_Written request_.
In the quotations on worldliness below, copy word for word the passage that starts with "John Henry Jowett" and ends with "2000, p. 310.".

_Excerpt provided_.

— BEGIN —

WORLDLINESS-DEFINED
Worldliness
is not a matter of engaging in those practices that some question. It is
unthinkingly adopting the perspectives, values and attitudes of our culture,
without bringing them under the judgment of God’s Word. It is carrying on in
our lives as if we did not know Jesus.
Lawrence
O. Richards
Expository Dictionary of Bible Words,
Zondervan, www.zondervan.com,
1985, p. 639.
Worldliness
is a spirit, a temperament, an attitude of the soul. It is a life without high
callings, life devoid of lofty ideals. It is a gaze always horizontal and never
vertical.
John Henry Jowett
Pleasure,
profit, preferment are the worldling’s trinity.
John Trapp
A Puritan Golden Treasury,
compiled by I.D.E. Thomas, by permission of Banner of Truth, Carlisle, PA. 2000, p. 310.

— END —

_Dataset content_.
— BEGIN —

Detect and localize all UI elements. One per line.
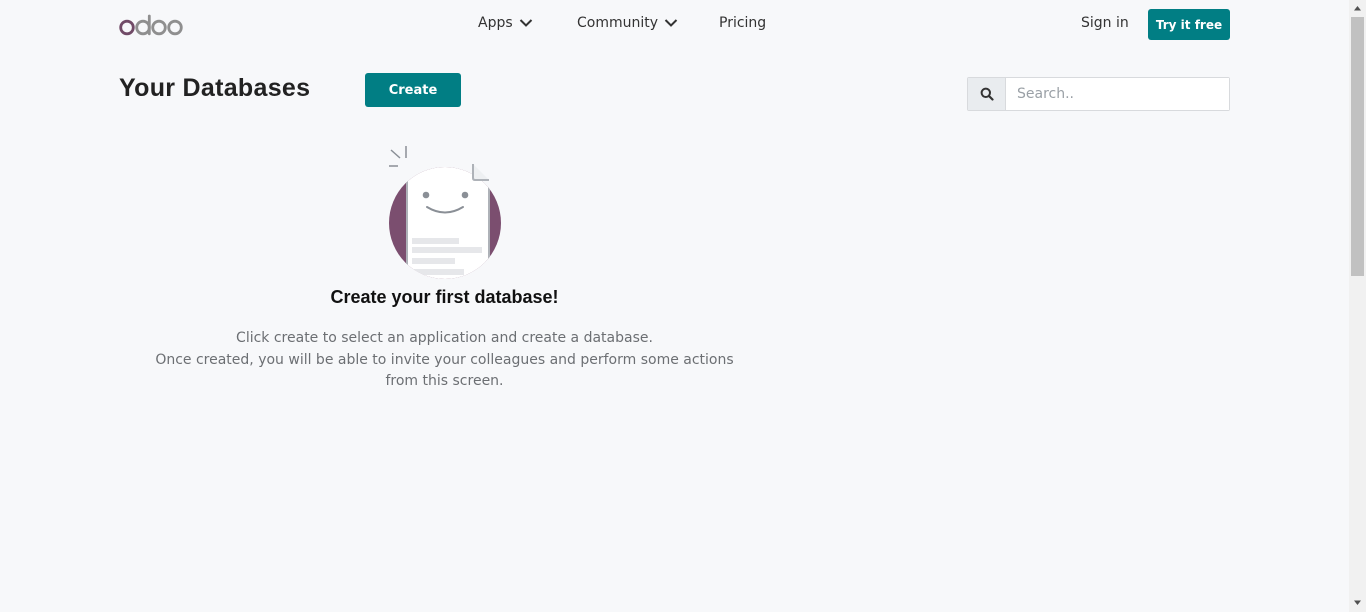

— END —

_Final answer_.
John Henry Jowett
Pleasure,
profit, preferment are the worldling’s trinity.
John Trapp
A Puritan Golden Treasury,
compiled by I.D.E. Thomas, by permission of Banner of Truth, Carlisle, PA. 2000, p. 310.